■ **Work to do**
Find the word "Free" in the data. Return every line where it appears.

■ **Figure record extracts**
------------
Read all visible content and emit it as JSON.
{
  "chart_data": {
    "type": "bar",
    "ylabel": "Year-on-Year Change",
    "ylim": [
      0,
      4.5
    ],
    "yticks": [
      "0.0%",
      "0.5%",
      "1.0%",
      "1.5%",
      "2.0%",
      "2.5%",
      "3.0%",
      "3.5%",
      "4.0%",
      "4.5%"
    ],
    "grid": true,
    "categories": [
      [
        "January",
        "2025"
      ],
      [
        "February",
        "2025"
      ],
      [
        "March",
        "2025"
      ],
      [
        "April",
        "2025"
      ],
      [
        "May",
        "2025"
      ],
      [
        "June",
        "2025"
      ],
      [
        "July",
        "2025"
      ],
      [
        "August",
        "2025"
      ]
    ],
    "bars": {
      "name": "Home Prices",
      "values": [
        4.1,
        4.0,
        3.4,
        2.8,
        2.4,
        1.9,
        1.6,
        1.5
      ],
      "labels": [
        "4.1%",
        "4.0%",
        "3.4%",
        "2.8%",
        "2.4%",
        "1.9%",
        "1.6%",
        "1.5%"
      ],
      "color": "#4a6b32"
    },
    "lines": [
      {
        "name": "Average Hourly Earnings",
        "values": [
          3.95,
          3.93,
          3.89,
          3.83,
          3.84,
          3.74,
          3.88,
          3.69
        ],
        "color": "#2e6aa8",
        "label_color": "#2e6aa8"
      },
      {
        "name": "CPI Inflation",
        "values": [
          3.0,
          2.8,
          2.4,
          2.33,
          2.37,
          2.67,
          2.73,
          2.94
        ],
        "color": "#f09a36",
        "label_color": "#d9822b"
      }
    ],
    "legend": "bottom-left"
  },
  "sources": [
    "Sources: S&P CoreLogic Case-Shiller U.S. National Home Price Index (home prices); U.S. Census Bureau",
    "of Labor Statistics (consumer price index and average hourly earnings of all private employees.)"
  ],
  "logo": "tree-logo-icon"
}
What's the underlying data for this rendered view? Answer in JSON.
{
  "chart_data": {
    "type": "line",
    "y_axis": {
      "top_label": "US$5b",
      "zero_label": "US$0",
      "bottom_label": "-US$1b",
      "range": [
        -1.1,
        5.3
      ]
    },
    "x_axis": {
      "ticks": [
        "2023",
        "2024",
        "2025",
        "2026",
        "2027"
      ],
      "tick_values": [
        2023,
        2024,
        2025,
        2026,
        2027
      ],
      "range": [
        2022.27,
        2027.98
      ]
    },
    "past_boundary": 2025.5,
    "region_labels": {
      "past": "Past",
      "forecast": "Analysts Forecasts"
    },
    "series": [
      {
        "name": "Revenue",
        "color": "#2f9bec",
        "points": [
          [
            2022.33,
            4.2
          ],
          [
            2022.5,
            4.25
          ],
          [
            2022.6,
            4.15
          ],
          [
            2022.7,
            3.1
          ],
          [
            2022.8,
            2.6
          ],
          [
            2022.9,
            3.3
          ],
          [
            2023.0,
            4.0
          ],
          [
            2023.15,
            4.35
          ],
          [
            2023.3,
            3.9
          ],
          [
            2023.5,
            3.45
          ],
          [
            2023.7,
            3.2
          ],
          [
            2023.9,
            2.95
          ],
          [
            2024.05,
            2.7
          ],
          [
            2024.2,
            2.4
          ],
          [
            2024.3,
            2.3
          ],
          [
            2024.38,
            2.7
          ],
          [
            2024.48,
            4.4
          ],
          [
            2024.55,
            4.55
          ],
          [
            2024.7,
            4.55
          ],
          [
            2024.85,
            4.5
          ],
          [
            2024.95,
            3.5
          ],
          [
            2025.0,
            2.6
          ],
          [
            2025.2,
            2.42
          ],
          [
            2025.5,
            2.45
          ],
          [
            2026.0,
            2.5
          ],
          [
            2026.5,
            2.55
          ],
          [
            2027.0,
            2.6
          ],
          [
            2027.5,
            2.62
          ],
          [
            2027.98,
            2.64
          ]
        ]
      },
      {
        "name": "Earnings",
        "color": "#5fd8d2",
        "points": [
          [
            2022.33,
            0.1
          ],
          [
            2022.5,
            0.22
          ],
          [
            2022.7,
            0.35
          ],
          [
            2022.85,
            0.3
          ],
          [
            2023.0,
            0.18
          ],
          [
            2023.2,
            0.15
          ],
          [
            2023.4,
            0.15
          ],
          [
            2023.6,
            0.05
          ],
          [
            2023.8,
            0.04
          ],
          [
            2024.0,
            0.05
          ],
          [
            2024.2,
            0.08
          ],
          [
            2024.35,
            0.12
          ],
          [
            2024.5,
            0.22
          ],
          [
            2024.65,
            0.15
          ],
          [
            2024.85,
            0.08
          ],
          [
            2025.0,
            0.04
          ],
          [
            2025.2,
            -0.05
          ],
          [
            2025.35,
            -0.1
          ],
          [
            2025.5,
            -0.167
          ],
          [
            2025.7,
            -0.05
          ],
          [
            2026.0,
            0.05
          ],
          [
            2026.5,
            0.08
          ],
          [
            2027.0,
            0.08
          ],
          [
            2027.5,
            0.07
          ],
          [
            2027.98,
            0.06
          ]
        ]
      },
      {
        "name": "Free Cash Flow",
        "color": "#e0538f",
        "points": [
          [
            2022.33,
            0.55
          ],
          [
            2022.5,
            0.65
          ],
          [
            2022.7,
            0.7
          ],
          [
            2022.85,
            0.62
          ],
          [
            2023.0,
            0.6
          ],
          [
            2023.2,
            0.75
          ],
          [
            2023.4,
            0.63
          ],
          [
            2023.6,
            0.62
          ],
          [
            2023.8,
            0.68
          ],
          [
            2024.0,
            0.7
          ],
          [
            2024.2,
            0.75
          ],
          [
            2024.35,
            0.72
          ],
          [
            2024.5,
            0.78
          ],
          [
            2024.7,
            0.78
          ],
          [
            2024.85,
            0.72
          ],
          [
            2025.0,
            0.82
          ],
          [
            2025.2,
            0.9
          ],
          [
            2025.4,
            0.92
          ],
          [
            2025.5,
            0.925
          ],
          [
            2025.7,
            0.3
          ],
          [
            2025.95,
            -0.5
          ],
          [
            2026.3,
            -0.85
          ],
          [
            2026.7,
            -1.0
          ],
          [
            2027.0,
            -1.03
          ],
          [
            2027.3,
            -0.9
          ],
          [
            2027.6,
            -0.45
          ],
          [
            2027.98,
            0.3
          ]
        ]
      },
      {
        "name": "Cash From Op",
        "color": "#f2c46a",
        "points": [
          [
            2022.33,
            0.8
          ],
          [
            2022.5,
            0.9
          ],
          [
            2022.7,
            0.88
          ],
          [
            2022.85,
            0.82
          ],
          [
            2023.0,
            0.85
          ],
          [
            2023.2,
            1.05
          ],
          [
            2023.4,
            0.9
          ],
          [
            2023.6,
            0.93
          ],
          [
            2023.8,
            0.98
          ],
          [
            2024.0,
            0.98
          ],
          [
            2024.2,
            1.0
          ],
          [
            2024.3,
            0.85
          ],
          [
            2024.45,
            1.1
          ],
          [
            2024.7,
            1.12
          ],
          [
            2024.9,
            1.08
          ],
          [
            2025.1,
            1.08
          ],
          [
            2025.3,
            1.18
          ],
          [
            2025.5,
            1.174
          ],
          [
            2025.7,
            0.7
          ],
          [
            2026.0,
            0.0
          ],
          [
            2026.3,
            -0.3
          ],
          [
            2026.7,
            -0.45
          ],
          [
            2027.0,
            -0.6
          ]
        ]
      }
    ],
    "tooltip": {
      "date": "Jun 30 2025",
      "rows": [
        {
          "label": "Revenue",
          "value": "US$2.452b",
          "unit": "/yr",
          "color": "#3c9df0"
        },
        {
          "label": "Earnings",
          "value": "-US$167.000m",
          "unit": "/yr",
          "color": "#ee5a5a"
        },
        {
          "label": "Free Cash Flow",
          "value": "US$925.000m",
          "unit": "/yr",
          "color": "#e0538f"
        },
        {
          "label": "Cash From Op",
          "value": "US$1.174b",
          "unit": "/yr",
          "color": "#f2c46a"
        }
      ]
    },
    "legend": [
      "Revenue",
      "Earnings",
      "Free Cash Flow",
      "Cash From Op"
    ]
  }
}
------------
■ **Task output**
        "name": "Free Cash Flow",
          "label": "Free Cash Flow",
      "Free Cash Flow",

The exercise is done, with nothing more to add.